Figure record listings
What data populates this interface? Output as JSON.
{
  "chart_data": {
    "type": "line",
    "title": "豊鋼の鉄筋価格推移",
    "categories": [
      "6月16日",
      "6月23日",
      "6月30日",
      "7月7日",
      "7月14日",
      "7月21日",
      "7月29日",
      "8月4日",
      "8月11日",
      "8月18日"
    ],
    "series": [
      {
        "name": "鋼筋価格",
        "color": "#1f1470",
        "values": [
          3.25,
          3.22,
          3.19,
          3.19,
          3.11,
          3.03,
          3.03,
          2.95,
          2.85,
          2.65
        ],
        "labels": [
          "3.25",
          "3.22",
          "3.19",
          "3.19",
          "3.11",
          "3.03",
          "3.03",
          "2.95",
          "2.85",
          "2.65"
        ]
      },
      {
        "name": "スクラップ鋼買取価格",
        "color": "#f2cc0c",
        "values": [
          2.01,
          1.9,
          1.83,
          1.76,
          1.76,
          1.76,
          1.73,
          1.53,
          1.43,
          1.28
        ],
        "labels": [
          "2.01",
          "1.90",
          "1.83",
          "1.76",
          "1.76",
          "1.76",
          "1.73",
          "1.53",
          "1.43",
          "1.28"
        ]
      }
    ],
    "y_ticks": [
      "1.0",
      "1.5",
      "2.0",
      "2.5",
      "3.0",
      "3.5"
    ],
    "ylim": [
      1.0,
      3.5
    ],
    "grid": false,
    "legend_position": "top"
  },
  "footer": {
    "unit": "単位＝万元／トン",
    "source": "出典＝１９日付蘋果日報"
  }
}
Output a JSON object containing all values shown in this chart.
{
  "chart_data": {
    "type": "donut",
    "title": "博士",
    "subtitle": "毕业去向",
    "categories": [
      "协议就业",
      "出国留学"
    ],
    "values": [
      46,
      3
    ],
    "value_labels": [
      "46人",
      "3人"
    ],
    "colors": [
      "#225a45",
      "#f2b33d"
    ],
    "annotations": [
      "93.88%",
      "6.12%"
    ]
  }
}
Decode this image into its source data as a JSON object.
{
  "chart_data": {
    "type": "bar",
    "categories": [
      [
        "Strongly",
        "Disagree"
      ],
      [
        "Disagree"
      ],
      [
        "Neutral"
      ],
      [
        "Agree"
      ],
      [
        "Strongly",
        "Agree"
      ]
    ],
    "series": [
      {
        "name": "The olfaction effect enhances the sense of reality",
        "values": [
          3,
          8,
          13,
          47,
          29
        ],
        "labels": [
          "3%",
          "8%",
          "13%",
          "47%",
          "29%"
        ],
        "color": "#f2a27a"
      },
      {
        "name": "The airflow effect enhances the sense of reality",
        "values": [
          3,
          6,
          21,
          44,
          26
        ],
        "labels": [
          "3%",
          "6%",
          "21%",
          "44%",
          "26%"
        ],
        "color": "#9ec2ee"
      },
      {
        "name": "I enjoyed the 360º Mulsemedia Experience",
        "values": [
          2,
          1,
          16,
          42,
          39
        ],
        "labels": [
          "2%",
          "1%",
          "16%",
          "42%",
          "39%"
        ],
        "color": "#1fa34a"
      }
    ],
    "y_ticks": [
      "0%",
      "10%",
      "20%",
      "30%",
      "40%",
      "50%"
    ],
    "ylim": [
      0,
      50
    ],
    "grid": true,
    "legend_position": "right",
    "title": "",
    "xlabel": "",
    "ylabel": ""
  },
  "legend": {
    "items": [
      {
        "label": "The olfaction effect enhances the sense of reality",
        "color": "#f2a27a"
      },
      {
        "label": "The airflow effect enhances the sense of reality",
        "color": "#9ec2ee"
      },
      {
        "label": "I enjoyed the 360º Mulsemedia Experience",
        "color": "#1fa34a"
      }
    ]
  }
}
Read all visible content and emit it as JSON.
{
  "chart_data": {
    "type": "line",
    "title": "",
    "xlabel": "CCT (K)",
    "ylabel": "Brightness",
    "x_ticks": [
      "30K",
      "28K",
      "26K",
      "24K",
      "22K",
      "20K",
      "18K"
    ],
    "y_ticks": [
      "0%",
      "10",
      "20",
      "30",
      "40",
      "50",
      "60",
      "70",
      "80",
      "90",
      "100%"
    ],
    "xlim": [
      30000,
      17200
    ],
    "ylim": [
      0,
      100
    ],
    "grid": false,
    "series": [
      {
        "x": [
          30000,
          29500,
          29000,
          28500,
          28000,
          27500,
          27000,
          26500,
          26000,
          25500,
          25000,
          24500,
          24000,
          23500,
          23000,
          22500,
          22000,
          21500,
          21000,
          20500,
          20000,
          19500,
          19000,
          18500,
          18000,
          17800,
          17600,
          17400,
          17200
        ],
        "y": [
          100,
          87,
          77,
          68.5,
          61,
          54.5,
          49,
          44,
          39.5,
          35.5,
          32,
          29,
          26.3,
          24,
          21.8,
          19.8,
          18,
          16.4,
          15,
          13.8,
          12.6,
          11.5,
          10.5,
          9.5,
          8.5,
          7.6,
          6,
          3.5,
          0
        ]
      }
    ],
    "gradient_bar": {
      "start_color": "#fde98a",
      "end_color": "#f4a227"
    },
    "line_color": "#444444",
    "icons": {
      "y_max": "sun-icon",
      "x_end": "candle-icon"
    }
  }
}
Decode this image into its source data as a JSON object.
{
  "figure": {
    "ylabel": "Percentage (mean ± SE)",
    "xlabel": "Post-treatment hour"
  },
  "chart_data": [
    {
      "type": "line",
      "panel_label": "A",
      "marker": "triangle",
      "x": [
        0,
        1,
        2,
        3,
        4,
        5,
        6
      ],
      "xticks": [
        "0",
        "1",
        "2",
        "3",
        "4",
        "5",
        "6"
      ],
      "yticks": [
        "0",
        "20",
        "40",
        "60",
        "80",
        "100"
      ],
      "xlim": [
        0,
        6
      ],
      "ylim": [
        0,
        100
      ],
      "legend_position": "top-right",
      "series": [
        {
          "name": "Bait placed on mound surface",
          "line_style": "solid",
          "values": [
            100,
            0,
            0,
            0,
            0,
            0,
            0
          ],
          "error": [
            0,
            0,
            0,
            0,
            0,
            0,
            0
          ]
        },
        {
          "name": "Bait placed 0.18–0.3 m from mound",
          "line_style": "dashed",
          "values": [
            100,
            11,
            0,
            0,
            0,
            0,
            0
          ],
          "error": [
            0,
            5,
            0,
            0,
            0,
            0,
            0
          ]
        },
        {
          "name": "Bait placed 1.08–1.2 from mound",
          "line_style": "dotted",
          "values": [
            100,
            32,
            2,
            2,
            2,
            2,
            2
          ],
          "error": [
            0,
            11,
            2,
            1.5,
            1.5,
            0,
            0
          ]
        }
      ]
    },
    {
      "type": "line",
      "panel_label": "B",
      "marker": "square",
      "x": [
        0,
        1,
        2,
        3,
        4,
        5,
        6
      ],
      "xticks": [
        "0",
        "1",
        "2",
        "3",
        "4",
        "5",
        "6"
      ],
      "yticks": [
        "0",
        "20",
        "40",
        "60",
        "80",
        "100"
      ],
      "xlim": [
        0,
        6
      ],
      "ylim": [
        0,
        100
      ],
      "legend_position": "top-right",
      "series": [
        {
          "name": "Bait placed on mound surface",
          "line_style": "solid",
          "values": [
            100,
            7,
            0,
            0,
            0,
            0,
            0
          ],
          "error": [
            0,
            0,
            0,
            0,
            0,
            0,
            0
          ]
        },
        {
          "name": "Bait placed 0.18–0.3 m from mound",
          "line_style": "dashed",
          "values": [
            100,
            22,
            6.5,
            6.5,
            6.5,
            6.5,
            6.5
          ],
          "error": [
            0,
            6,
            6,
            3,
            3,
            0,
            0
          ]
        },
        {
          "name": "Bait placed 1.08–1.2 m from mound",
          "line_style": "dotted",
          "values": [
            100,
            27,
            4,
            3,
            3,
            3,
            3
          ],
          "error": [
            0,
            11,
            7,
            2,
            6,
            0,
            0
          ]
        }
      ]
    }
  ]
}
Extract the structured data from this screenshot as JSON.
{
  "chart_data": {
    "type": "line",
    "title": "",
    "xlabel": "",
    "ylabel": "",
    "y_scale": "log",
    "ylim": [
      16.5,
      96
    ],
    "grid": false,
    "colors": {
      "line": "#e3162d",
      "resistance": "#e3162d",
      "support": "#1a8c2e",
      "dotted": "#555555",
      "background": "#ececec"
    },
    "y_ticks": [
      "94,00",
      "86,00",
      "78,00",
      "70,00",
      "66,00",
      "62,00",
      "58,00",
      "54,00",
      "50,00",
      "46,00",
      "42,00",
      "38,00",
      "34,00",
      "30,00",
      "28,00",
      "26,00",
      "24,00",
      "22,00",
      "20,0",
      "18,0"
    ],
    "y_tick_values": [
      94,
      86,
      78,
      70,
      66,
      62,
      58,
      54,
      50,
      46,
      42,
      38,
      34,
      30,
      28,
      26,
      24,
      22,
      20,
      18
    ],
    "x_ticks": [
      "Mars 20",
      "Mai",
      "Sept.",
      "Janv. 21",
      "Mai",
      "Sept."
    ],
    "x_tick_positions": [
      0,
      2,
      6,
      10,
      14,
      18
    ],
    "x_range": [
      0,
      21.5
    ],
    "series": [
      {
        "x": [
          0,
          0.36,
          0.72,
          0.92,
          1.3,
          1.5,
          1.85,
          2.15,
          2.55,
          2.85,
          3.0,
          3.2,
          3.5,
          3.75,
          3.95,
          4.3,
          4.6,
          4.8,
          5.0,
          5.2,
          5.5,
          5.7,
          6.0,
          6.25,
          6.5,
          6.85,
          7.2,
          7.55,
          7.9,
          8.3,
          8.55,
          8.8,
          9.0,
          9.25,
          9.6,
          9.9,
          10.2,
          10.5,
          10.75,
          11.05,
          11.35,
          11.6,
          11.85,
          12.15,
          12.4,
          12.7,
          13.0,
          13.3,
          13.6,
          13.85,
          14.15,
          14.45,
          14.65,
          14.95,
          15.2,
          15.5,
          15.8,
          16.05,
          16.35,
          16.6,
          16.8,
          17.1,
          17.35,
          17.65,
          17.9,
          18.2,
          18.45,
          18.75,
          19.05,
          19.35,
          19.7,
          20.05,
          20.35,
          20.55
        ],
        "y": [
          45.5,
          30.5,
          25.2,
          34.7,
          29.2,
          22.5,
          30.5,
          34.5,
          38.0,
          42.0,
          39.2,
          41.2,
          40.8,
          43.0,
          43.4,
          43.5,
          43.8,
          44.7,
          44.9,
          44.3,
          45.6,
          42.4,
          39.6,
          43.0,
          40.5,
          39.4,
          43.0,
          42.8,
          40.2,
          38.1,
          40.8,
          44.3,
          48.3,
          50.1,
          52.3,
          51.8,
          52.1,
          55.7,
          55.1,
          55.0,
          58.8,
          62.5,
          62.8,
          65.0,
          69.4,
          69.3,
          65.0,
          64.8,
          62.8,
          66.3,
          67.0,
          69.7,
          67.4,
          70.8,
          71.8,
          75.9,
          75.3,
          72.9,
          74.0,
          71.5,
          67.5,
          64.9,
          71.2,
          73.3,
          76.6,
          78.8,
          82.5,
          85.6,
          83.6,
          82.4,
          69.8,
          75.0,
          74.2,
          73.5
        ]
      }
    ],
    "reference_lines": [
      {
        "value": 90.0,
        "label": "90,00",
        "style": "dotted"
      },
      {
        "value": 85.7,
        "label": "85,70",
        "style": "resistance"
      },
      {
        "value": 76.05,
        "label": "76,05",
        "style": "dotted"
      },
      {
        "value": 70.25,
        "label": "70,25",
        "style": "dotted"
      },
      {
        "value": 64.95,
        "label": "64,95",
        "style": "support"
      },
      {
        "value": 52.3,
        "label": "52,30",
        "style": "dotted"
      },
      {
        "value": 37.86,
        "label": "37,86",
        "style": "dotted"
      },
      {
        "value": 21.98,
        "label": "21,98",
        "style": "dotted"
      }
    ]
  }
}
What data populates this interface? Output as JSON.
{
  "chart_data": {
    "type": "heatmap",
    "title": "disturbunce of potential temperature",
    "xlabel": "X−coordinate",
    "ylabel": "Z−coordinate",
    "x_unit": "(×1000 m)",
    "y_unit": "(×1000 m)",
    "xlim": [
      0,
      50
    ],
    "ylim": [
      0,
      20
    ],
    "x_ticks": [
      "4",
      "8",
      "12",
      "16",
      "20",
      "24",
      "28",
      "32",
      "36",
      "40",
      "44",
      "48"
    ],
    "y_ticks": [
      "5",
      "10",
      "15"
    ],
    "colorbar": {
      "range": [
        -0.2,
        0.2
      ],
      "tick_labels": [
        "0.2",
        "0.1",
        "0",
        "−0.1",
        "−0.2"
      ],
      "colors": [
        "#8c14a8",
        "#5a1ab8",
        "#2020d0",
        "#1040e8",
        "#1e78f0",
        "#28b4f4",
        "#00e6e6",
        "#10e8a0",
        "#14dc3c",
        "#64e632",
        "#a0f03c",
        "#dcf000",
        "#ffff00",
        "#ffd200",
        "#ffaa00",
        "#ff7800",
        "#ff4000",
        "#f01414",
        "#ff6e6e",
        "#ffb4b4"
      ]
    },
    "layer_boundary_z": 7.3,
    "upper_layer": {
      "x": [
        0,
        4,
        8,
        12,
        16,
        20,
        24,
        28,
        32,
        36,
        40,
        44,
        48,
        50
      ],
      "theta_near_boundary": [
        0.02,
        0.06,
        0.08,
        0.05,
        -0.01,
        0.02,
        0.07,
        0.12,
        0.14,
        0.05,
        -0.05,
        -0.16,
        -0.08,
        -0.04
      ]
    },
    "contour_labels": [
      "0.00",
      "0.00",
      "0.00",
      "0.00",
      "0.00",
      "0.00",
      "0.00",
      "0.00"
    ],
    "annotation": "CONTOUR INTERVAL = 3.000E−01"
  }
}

Directions
Go through the entries above and copy every line containing "from".

Complete output
          "name": "Bait placed 0.18–0.3 m from mound",
          "name": "Bait placed 1.08–1.2 from mound",
          "name": "Bait placed 0.18–0.3 m from mound",
          "name": "Bait placed 1.08–1.2 m from mound",
Extract the structured data from this screenshot as JSON.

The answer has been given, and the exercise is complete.